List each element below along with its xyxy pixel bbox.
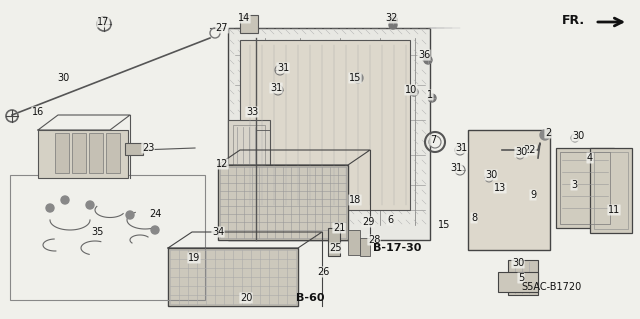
Text: 23: 23 [142, 143, 154, 153]
Text: 22: 22 [524, 145, 536, 155]
Text: 15: 15 [349, 73, 361, 83]
Text: 26: 26 [317, 267, 329, 277]
Text: 36: 36 [418, 50, 430, 60]
Bar [125, 143, 143, 155]
Bar [498, 272, 538, 292]
Bar [594, 152, 628, 229]
Text: 30: 30 [485, 170, 497, 180]
Text: 8: 8 [471, 213, 477, 223]
Text: 2: 2 [545, 128, 551, 138]
Text: 19: 19 [188, 253, 200, 263]
Text: 28: 28 [368, 235, 380, 245]
Bar [348, 230, 360, 255]
Bar [240, 15, 258, 33]
Circle shape [353, 73, 363, 83]
Text: 5: 5 [518, 273, 524, 283]
Bar [508, 260, 538, 295]
Circle shape [46, 204, 54, 212]
Bar [228, 120, 270, 170]
Text: 3: 3 [571, 180, 577, 190]
Bar [168, 248, 298, 306]
Bar [240, 40, 410, 210]
Text: S5AC-B1720: S5AC-B1720 [521, 282, 581, 292]
Text: 29: 29 [362, 217, 374, 227]
Bar [218, 165, 348, 240]
Text: 7: 7 [430, 135, 436, 145]
Circle shape [61, 196, 69, 204]
Bar [556, 148, 614, 228]
Text: 24: 24 [149, 209, 161, 219]
Text: 31: 31 [450, 163, 462, 173]
Bar [106, 133, 120, 173]
Bar [38, 130, 128, 178]
Text: 4: 4 [587, 153, 593, 163]
Circle shape [86, 201, 94, 209]
Bar [10, 175, 205, 300]
Text: 1: 1 [427, 90, 433, 100]
Text: 14: 14 [238, 13, 250, 23]
Bar [590, 148, 632, 233]
Bar [55, 133, 69, 173]
Circle shape [389, 16, 397, 24]
Text: 21: 21 [333, 223, 345, 233]
Text: 25: 25 [330, 243, 342, 253]
Text: 20: 20 [240, 293, 252, 303]
Text: 33: 33 [246, 107, 258, 117]
Bar [89, 133, 103, 173]
Text: 27: 27 [216, 23, 228, 33]
Text: 30: 30 [572, 131, 584, 141]
Text: B-17-30: B-17-30 [373, 243, 421, 253]
Polygon shape [228, 28, 430, 240]
Text: 30: 30 [512, 258, 524, 268]
Bar [560, 152, 610, 224]
Text: 11: 11 [608, 205, 620, 215]
Text: FR.: FR. [562, 13, 585, 26]
Text: 13: 13 [494, 183, 506, 193]
Bar [72, 133, 86, 173]
Text: 31: 31 [270, 83, 282, 93]
Text: 17: 17 [97, 17, 109, 27]
Text: 15: 15 [438, 220, 450, 230]
Circle shape [424, 56, 432, 64]
Text: 30: 30 [515, 147, 527, 157]
Text: 32: 32 [385, 13, 397, 23]
Polygon shape [468, 130, 550, 250]
Text: 10: 10 [405, 85, 417, 95]
Text: 12: 12 [216, 159, 228, 169]
Circle shape [126, 211, 134, 219]
Bar [233, 125, 265, 165]
Text: 30: 30 [57, 73, 69, 83]
Circle shape [389, 21, 397, 29]
Circle shape [540, 130, 550, 140]
Text: B-60: B-60 [296, 293, 324, 303]
Text: 16: 16 [32, 107, 44, 117]
Text: 9: 9 [530, 190, 536, 200]
Text: 34: 34 [212, 227, 224, 237]
Circle shape [151, 226, 159, 234]
Text: 35: 35 [91, 227, 103, 237]
Circle shape [428, 94, 436, 102]
Circle shape [410, 88, 418, 96]
Text: 6: 6 [387, 215, 393, 225]
Bar [360, 238, 370, 256]
Text: 31: 31 [455, 143, 467, 153]
Bar [328, 228, 340, 256]
Text: 18: 18 [349, 195, 361, 205]
Text: 31: 31 [277, 63, 289, 73]
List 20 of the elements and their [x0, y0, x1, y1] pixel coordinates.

* **What is being asked**:
Extract every line of the listing that contains the string "Polygon". Matching is case-sensitive.

* **Solution to this task**:
Polygon shape [228, 28, 430, 240]
Polygon shape [468, 130, 550, 250]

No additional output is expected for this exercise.